(Items from a dataset)

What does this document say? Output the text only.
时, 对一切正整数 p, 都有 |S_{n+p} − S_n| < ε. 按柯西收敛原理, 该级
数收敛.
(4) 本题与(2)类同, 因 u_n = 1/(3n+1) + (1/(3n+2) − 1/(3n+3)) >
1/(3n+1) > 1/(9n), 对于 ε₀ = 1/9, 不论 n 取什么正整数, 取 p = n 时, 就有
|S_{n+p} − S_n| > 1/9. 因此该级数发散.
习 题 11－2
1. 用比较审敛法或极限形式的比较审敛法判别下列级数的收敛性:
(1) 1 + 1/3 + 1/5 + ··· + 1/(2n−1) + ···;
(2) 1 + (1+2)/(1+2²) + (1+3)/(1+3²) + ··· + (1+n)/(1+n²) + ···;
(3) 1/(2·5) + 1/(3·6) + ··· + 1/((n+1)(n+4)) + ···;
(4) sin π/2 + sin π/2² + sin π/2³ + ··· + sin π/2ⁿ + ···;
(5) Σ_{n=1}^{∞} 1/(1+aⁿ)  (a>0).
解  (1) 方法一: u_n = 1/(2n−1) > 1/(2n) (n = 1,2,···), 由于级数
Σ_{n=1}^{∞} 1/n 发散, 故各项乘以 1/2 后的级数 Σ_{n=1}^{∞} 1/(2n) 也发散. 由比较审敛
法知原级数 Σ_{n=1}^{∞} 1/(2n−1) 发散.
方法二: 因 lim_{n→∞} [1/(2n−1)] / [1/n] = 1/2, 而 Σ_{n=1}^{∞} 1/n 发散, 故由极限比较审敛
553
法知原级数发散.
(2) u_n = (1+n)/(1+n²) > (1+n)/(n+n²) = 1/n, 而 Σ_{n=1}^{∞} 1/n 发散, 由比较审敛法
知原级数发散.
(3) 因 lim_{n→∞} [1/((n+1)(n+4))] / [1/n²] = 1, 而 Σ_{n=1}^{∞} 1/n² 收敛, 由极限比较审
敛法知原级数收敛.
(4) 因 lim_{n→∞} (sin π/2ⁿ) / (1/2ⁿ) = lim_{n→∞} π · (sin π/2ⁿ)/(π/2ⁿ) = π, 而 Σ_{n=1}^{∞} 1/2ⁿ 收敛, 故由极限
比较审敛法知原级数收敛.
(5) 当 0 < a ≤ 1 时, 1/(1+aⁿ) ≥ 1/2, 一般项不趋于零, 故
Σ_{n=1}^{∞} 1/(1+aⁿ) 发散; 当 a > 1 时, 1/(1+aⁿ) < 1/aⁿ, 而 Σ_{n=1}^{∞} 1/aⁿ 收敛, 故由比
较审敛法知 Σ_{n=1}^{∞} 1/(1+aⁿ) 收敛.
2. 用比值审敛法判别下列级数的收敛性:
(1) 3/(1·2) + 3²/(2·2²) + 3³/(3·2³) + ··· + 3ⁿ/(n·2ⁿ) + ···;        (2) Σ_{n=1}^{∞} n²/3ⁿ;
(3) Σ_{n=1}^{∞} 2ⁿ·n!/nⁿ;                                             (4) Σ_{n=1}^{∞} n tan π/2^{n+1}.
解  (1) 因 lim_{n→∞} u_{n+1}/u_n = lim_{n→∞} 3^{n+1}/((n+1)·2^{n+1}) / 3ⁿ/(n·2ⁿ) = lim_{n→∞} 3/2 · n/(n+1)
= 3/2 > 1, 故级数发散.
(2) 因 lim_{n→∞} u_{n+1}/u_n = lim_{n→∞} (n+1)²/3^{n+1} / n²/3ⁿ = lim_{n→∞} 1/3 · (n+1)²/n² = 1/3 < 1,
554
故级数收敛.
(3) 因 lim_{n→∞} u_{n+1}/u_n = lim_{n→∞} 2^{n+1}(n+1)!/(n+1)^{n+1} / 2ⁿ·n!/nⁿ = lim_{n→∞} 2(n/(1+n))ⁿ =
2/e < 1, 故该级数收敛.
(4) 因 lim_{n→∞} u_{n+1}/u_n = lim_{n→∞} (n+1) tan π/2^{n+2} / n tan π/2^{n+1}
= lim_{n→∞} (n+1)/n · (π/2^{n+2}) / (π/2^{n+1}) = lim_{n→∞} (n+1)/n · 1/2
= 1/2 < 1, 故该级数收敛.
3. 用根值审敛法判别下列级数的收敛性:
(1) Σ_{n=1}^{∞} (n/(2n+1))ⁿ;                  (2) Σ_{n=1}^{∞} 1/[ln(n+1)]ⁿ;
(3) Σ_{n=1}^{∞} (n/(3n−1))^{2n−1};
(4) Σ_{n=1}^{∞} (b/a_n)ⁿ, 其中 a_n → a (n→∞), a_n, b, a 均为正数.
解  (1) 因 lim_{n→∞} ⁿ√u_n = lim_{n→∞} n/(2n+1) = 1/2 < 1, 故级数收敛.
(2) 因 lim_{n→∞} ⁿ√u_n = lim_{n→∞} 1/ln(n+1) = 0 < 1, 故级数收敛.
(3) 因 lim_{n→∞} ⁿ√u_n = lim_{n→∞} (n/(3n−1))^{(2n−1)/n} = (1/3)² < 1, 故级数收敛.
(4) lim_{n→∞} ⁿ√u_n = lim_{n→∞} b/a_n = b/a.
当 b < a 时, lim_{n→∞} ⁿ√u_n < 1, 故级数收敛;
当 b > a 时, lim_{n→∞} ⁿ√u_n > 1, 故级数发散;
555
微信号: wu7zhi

EXERCISE PROMPT: Check each line of the records above for "故级数收敛", and copy those that have it.

SOLUTION FOR THIS TASK:
故级数收敛.
解  (1) 因 lim_{n→∞} ⁿ√u_n = lim_{n→∞} n/(2n+1) = 1/2 < 1, 故级数收敛.
(2) 因 lim_{n→∞} ⁿ√u_n = lim_{n→∞} 1/ln(n+1) = 0 < 1, 故级数收敛.
(3) 因 lim_{n→∞} ⁿ√u_n = lim_{n→∞} (n/(3n−1))^{(2n−1)/n} = (1/3)² < 1, 故级数收敛.
当 b < a 时, lim_{n→∞} ⁿ√u_n < 1, 故级数收敛;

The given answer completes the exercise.